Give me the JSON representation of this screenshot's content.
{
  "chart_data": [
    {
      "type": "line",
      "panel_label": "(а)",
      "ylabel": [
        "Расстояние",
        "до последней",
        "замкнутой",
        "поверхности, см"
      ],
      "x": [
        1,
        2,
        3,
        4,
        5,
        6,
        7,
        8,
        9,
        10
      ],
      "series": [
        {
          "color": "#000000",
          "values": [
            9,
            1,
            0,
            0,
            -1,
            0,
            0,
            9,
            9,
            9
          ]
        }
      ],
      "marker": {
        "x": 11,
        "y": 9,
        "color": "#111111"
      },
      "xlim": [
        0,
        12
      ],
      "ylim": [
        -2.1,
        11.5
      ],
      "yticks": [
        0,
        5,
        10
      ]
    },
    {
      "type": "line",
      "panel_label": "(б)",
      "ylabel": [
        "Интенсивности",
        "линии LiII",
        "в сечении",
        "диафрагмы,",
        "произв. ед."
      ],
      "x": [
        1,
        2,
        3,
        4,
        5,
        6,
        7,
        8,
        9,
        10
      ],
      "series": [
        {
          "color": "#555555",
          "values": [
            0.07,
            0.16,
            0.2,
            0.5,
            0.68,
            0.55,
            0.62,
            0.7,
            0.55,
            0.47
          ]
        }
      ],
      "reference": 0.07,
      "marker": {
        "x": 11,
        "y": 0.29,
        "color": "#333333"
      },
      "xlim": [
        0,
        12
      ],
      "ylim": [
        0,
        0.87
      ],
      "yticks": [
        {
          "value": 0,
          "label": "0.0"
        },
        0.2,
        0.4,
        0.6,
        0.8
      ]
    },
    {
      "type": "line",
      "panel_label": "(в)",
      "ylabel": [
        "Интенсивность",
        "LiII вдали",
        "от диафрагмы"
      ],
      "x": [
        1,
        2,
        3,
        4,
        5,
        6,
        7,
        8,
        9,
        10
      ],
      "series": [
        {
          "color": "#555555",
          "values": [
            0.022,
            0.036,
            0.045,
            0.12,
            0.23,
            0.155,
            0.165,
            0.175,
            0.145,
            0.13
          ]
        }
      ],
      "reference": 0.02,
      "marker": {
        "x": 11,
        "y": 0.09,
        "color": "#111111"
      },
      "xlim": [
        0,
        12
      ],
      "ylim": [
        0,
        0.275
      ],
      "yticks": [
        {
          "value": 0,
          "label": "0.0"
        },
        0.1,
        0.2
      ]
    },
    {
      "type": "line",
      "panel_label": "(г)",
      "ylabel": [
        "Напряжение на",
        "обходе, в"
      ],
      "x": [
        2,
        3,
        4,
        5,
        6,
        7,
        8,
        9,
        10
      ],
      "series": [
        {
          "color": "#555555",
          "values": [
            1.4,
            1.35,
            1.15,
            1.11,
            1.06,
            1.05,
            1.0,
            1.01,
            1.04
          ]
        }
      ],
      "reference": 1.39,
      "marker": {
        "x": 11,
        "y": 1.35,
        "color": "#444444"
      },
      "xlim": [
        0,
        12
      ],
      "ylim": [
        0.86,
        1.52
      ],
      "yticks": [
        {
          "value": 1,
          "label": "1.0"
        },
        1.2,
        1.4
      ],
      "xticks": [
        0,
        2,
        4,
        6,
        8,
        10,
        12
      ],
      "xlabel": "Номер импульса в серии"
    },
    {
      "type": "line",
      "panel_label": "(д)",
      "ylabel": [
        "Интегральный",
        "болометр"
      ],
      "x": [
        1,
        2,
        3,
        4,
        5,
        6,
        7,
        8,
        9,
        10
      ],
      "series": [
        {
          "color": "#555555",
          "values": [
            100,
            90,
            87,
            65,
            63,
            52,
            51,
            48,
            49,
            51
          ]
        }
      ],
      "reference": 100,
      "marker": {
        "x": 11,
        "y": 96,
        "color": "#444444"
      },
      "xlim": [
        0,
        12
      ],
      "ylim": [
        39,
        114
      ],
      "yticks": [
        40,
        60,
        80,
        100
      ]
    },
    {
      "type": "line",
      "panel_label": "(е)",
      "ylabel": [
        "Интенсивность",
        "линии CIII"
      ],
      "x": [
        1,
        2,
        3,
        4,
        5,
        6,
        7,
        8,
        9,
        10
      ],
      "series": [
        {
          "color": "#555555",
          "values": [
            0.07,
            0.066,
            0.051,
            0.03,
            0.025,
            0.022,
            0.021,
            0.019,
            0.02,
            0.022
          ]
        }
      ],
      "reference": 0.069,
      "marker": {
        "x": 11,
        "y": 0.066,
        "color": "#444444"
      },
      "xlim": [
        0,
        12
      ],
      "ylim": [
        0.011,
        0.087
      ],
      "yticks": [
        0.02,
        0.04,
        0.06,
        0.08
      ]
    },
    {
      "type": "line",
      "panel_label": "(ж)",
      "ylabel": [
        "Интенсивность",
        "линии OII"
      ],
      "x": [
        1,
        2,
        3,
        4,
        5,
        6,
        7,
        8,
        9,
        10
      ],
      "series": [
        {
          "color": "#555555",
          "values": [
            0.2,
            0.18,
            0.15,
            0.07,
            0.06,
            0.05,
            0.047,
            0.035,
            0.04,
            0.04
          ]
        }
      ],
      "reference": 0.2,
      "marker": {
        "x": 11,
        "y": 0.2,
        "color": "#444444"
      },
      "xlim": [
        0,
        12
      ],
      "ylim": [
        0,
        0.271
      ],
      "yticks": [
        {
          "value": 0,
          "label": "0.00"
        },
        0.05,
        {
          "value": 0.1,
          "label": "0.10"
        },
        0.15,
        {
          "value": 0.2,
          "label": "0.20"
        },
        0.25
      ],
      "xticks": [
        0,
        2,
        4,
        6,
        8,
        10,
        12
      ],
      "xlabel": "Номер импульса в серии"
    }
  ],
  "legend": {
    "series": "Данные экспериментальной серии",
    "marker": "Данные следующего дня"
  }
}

TASK PROMPT:
The records above must be output exactly, in full.

WRITTEN RESPONSE:
Give me the JSON representation of this screenshot's content.
{
  "chart_data": [
    {
      "type": "line",
      "panel_label": "(а)",
      "ylabel": [
        "Расстояние",
        "до последней",
        "замкнутой",
        "поверхности, см"
      ],
      "x": [
        1,
        2,
        3,
        4,
        5,
        6,
        7,
        8,
        9,
        10
      ],
      "series": [
        {
          "color": "#000000",
          "values": [
            9,
            1,
            0,
            0,
            -1,
            0,
            0,
            9,
            9,
            9
          ]
        }
      ],
      "marker": {
        "x": 11,
        "y": 9,
        "color": "#111111"
      },
      "xlim": [
        0,
        12
      ],
      "ylim": [
        -2.1,
        11.5
      ],
      "yticks": [
        0,
        5,
        10
      ]
    },
    {
      "type": "line",
      "panel_label": "(б)",
      "ylabel": [
        "Интенсивности",
        "линии LiII",
        "в сечении",
        "диафрагмы,",
        "произв. ед."
      ],
      "x": [
        1,
        2,
        3,
        4,
        5,
        6,
        7,
        8,
        9,
        10
      ],
      "series": [
        {
          "color": "#555555",
          "values": [
            0.07,
            0.16,
            0.2,
            0.5,
            0.68,
            0.55,
            0.62,
            0.7,
            0.55,
            0.47
          ]
        }
      ],
      "reference": 0.07,
      "marker": {
        "x": 11,
        "y": 0.29,
        "color": "#333333"
      },
      "xlim": [
        0,
        12
      ],
      "ylim": [
        0,
        0.87
      ],
      "yticks": [
        {
          "value": 0,
          "label": "0.0"
        },
        0.2,
        0.4,
        0.6,
        0.8
      ]
    },
    {
      "type": "line",
      "panel_label": "(в)",
      "ylabel": [
        "Интенсивность",
        "LiII вдали",
        "от диафрагмы"
      ],
      "x": [
        1,
        2,
        3,
        4,
        5,
        6,
        7,
        8,
        9,
        10
      ],
      "series": [
        {
          "color": "#555555",
          "values": [
            0.022,
            0.036,
            0.045,
            0.12,
            0.23,
            0.155,
            0.165,
            0.175,
            0.145,
            0.13
          ]
        }
      ],
      "reference": 0.02,
      "marker": {
        "x": 11,
        "y": 0.09,
        "color": "#111111"
      },
      "xlim": [
        0,
        12
      ],
      "ylim": [
        0,
        0.275
      ],
      "yticks": [
        {
          "value": 0,
          "label": "0.0"
        },
        0.1,
        0.2
      ]
    },
    {
      "type": "line",
      "panel_label": "(г)",
      "ylabel": [
        "Напряжение на",
        "обходе, в"
      ],
      "x": [
        2,
        3,
        4,
        5,
        6,
        7,
        8,
        9,
        10
      ],
      "series": [
        {
          "color": "#555555",
          "values": [
            1.4,
            1.35,
            1.15,
            1.11,
            1.06,
            1.05,
            1.0,
            1.01,
            1.04
          ]
        }
      ],
      "reference": 1.39,
      "marker": {
        "x": 11,
        "y": 1.35,
        "color": "#444444"
      },
      "xlim": [
        0,
        12
      ],
      "ylim": [
        0.86,
        1.52
      ],
      "yticks": [
        {
          "value": 1,
          "label": "1.0"
        },
        1.2,
        1.4
      ],
      "xticks": [
        0,
        2,
        4,
        6,
        8,
        10,
        12
      ],
      "xlabel": "Номер импульса в серии"
    },
    {
      "type": "line",
      "panel_label": "(д)",
      "ylabel": [
        "Интегральный",
        "болометр"
      ],
      "x": [
        1,
        2,
        3,
        4,
        5,
        6,
        7,
        8,
        9,
        10
      ],
      "series": [
        {
          "color": "#555555",
          "values": [
            100,
            90,
            87,
            65,
            63,
            52,
            51,
            48,
            49,
            51
          ]
        }
      ],
      "reference": 100,
      "marker": {
        "x": 11,
        "y": 96,
        "color": "#444444"
      },
      "xlim": [
        0,
        12
      ],
      "ylim": [
        39,
        114
      ],
      "yticks": [
        40,
        60,
        80,
        100
      ]
    },
    {
      "type": "line",
      "panel_label": "(е)",
      "ylabel": [
        "Интенсивность",
        "линии CIII"
      ],
      "x": [
        1,
        2,
        3,
        4,
        5,
        6,
        7,
        8,
        9,
        10
      ],
      "series": [
        {
          "color": "#555555",
          "values": [
            0.07,
            0.066,
            0.051,
            0.03,
            0.025,
            0.022,
            0.021,
            0.019,
            0.02,
            0.022
          ]
        }
      ],
      "reference": 0.069,
      "marker": {
        "x": 11,
        "y": 0.066,
        "color": "#444444"
      },
      "xlim": [
        0,
        12
      ],
      "ylim": [
        0.011,
        0.087
      ],
      "yticks": [
        0.02,
        0.04,
        0.06,
        0.08
      ]
    },
    {
      "type": "line",
      "panel_label": "(ж)",
      "ylabel": [
        "Интенсивность",
        "линии OII"
      ],
      "x": [
        1,
        2,
        3,
        4,
        5,
        6,
        7,
        8,
        9,
        10
      ],
      "series": [
        {
          "color": "#555555",
          "values": [
            0.2,
            0.18,
            0.15,
            0.07,
            0.06,
            0.05,
            0.047,
            0.035,
            0.04,
            0.04
          ]
        }
      ],
      "reference": 0.2,
      "marker": {
        "x": 11,
        "y": 0.2,
        "color": "#444444"
      },
      "xlim": [
        0,
        12
      ],
      "ylim": [
        0,
        0.271
      ],
      "yticks": [
        {
          "value": 0,
          "label": "0.00"
        },
        0.05,
        {
          "value": 0.1,
          "label": "0.10"
        },
        0.15,
        {
          "value": 0.2,
          "label": "0.20"
        },
        0.25
      ],
      "xticks": [
        0,
        2,
        4,
        6,
        8,
        10,
        12
      ],
      "xlabel": "Номер импульса в серии"
    }
  ],
  "legend": {
    "series": "Данные экспериментальной серии",
    "marker": "Данные следующего дня"
  }
}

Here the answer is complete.